## start Record extracts
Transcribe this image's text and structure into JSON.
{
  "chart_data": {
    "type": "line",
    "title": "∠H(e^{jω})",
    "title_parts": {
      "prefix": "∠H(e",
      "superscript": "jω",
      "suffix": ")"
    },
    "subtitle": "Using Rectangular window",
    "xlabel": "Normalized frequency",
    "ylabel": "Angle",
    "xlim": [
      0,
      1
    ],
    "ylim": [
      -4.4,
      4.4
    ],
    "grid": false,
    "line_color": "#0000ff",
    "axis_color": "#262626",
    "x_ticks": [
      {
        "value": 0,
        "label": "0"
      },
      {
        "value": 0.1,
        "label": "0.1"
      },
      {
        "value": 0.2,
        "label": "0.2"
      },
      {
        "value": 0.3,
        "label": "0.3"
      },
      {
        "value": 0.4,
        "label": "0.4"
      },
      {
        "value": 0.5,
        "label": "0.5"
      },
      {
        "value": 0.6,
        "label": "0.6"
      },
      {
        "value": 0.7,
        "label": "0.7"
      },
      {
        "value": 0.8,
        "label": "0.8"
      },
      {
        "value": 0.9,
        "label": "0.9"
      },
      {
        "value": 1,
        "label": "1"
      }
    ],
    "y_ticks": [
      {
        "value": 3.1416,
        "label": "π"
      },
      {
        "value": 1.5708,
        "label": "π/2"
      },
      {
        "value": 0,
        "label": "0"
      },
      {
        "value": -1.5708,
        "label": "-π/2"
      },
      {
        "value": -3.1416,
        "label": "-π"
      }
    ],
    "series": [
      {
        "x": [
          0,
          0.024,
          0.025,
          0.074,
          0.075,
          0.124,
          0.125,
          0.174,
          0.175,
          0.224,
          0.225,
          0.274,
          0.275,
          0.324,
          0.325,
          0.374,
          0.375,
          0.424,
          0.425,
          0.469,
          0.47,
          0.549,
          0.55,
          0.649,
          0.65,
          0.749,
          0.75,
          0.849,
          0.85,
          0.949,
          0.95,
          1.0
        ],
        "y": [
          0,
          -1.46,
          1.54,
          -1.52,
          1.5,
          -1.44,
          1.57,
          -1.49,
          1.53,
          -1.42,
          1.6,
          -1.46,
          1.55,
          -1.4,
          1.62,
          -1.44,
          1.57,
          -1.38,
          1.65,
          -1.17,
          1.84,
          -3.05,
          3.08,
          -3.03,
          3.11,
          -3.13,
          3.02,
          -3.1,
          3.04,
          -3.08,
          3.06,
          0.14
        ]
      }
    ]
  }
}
## end Record extracts
== Written exercise ==
Go through the listing and copy all of it exactly.

== Result for this exercise ==
Transcribe this image's text and structure into JSON.
{
  "chart_data": {
    "type": "line",
    "title": "∠H(e^{jω})",
    "title_parts": {
      "prefix": "∠H(e",
      "superscript": "jω",
      "suffix": ")"
    },
    "subtitle": "Using Rectangular window",
    "xlabel": "Normalized frequency",
    "ylabel": "Angle",
    "xlim": [
      0,
      1
    ],
    "ylim": [
      -4.4,
      4.4
    ],
    "grid": false,
    "line_color": "#0000ff",
    "axis_color": "#262626",
    "x_ticks": [
      {
        "value": 0,
        "label": "0"
      },
      {
        "value": 0.1,
        "label": "0.1"
      },
      {
        "value": 0.2,
        "label": "0.2"
      },
      {
        "value": 0.3,
        "label": "0.3"
      },
      {
        "value": 0.4,
        "label": "0.4"
      },
      {
        "value": 0.5,
        "label": "0.5"
      },
      {
        "value": 0.6,
        "label": "0.6"
      },
      {
        "value": 0.7,
        "label": "0.7"
      },
      {
        "value": 0.8,
        "label": "0.8"
      },
      {
        "value": 0.9,
        "label": "0.9"
      },
      {
        "value": 1,
        "label": "1"
      }
    ],
    "y_ticks": [
      {
        "value": 3.1416,
        "label": "π"
      },
      {
        "value": 1.5708,
        "label": "π/2"
      },
      {
        "value": 0,
        "label": "0"
      },
      {
        "value": -1.5708,
        "label": "-π/2"
      },
      {
        "value": -3.1416,
        "label": "-π"
      }
    ],
    "series": [
      {
        "x": [
          0,
          0.024,
          0.025,
          0.074,
          0.075,
          0.124,
          0.125,
          0.174,
          0.175,
          0.224,
          0.225,
          0.274,
          0.275,
          0.324,
          0.325,
          0.374,
          0.375,
          0.424,
          0.425,
          0.469,
          0.47,
          0.549,
          0.55,
          0.649,
          0.65,
          0.749,
          0.75,
          0.849,
          0.85,
          0.949,
          0.95,
          1.0
        ],
        "y": [
          0,
          -1.46,
          1.54,
          -1.52,
          1.5,
          -1.44,
          1.57,
          -1.49,
          1.53,
          -1.42,
          1.6,
          -1.46,
          1.55,
          -1.4,
          1.62,
          -1.44,
          1.57,
          -1.38,
          1.65,
          -1.17,
          1.84,
          -3.05,
          3.08,
          -3.03,
          3.11,
          -3.13,
          3.02,
          -3.1,
          3.04,
          -3.08,
          3.06,
          0.14
        ]
      }
    ]
  }
}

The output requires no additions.